### YOUR OBJECTIVE
Locate every line in the listing below that contains the word "personalen" and copy each of those lines. Treat uppercase and lowercase letters as different.
========================================================================
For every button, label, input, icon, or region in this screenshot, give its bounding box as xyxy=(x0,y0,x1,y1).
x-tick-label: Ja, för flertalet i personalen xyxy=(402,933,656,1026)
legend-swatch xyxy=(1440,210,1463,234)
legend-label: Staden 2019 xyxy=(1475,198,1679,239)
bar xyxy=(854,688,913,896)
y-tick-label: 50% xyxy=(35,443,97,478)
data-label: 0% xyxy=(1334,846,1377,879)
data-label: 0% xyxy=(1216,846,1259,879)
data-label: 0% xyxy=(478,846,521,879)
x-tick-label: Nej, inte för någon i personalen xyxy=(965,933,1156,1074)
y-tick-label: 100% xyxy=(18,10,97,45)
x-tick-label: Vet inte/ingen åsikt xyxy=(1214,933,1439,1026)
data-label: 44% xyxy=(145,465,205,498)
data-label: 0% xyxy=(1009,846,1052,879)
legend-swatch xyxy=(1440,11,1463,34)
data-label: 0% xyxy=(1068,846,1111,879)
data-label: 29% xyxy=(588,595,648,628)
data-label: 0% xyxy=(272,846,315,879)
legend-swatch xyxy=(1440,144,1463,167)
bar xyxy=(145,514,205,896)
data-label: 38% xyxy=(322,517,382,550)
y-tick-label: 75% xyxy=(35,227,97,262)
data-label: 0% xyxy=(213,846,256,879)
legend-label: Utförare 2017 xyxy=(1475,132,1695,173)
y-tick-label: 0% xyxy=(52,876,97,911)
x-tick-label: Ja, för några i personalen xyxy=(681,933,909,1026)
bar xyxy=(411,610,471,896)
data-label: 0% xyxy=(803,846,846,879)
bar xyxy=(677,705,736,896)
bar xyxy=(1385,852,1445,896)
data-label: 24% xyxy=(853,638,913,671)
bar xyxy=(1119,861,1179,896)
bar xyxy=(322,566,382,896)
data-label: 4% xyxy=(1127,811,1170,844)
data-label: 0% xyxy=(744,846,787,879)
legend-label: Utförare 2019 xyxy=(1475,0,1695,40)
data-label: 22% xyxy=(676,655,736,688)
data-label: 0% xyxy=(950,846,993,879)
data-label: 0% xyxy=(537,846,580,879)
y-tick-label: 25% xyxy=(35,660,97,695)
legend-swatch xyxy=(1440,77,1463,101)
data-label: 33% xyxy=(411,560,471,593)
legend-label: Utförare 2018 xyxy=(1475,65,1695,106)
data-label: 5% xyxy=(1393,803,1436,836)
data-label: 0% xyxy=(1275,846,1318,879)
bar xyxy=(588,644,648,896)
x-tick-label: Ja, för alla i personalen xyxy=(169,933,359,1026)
========================================================================
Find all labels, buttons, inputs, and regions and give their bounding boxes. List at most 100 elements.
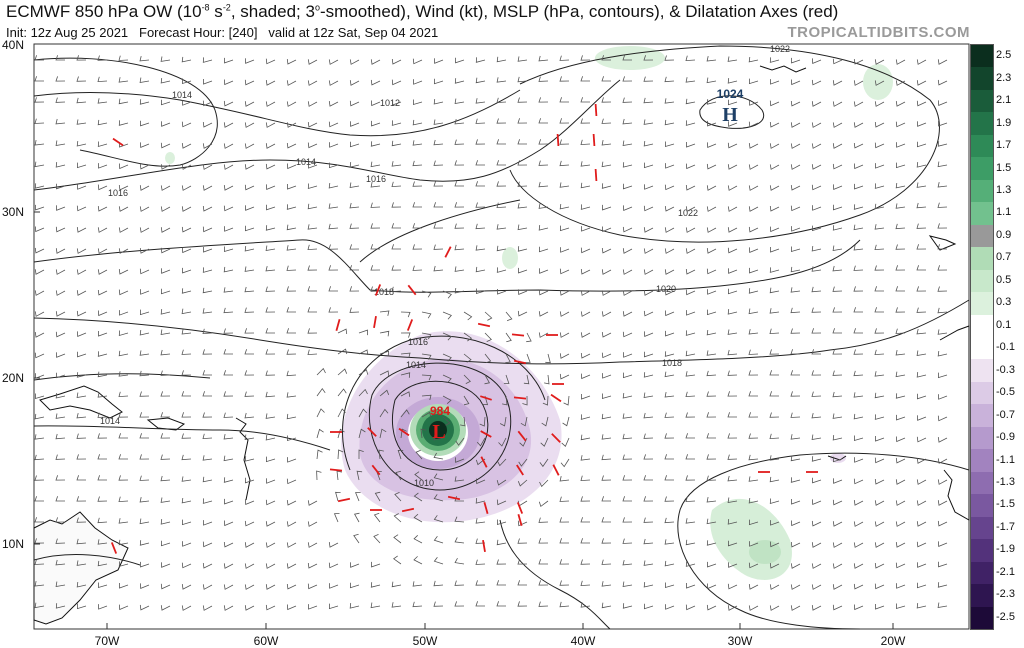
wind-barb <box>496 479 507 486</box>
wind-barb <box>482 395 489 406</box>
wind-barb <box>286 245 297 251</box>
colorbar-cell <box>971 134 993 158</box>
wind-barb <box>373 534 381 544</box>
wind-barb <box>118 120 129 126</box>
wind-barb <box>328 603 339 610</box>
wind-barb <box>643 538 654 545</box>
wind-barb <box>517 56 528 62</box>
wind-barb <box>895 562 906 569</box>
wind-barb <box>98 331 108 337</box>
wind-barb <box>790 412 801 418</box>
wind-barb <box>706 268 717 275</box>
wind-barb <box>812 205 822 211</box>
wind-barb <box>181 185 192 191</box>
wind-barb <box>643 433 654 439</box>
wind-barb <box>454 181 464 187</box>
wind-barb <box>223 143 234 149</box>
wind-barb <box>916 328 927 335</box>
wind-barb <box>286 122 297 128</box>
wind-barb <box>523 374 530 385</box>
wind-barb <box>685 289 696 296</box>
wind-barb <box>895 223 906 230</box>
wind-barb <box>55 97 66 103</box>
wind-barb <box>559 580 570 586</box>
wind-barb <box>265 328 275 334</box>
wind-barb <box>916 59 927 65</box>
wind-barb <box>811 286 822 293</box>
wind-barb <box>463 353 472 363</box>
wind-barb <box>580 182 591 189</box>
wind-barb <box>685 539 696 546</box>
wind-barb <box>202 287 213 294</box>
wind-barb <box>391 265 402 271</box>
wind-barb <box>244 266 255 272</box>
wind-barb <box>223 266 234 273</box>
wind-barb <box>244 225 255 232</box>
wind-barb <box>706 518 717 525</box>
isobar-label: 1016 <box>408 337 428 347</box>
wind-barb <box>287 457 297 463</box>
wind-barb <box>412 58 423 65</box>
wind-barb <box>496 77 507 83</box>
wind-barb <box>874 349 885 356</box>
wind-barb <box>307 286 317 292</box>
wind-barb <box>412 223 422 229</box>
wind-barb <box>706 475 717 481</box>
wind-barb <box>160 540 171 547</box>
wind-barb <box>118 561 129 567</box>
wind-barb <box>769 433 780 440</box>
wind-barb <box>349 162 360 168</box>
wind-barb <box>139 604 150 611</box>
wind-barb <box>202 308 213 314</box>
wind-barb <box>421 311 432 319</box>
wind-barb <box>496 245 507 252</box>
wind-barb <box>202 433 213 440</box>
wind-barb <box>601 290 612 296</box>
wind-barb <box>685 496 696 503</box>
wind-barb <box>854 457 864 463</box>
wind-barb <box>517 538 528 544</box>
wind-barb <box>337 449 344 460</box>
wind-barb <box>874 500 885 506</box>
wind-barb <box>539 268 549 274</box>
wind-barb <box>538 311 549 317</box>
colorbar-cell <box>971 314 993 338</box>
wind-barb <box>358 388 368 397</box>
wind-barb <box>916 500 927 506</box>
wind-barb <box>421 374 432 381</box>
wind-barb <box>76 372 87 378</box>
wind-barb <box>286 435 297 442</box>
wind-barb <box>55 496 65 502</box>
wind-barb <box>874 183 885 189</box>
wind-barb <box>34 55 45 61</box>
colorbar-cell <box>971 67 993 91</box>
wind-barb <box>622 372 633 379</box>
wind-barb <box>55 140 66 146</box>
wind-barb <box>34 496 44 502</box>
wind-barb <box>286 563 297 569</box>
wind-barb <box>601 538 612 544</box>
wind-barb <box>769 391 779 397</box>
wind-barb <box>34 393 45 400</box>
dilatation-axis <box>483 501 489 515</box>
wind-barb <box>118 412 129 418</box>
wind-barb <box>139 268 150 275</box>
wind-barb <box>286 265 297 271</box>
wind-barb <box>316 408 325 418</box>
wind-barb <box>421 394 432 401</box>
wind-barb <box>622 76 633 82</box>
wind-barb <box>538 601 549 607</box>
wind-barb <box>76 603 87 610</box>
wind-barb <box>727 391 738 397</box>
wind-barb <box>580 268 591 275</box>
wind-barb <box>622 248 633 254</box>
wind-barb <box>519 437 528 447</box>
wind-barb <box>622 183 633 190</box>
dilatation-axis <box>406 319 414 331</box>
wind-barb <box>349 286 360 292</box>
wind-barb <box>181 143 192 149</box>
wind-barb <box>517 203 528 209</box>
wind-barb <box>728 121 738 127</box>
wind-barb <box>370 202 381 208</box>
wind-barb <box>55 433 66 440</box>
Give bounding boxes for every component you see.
========================================================================
### EXERCISE RESULT
x-tick-label: Ja, för flertalet i personalen xyxy=(402,933,656,1026)
x-tick-label: Nej, inte för någon i personalen xyxy=(965,933,1156,1074)
x-tick-label: Ja, för några i personalen xyxy=(681,933,909,1026)
x-tick-label: Ja, för alla i personalen xyxy=(169,933,359,1026)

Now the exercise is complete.